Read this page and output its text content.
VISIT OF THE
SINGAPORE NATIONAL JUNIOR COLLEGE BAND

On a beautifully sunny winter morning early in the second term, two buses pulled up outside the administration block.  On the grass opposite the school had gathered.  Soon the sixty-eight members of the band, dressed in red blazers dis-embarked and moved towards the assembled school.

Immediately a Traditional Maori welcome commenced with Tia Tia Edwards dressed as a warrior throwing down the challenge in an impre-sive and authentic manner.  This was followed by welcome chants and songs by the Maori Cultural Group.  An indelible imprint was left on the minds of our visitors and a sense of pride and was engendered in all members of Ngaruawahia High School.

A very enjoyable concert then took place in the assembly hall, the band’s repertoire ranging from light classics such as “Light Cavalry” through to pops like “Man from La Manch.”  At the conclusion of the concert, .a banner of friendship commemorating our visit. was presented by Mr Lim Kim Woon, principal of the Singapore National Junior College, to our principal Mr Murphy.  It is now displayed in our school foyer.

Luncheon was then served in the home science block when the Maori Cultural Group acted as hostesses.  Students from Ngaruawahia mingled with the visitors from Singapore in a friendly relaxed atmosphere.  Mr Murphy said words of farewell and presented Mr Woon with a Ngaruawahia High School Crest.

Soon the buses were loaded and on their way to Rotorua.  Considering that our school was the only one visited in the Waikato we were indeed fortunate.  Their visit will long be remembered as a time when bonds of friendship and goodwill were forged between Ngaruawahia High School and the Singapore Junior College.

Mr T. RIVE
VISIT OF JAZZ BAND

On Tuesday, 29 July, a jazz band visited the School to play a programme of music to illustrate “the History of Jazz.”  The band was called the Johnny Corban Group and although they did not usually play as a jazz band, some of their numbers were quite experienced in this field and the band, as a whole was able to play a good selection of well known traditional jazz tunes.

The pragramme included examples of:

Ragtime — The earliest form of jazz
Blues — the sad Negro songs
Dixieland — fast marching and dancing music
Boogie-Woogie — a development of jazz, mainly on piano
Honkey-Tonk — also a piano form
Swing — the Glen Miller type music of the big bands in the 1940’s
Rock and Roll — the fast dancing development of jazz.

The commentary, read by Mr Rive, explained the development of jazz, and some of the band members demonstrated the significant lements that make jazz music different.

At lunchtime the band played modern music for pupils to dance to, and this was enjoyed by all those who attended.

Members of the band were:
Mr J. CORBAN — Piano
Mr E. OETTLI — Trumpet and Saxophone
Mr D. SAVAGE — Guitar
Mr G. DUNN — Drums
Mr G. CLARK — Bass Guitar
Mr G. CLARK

**Goal:** Copy out every line of the listing that contains the string "some".

**Answer to this exercise:**
On Tuesday, 29 July, a jazz band visited the School to play a programme of music to illustrate “the History of Jazz.”  The band was called the Johnny Corban Group and although they did not usually play as a jazz band, some of their numbers were quite experienced in this field and the band, as a whole was able to play a good selection of well known traditional jazz tunes.
The commentary, read by Mr Rive, explained the development of jazz, and some of the band members demonstrated the significant lements that make jazz music different.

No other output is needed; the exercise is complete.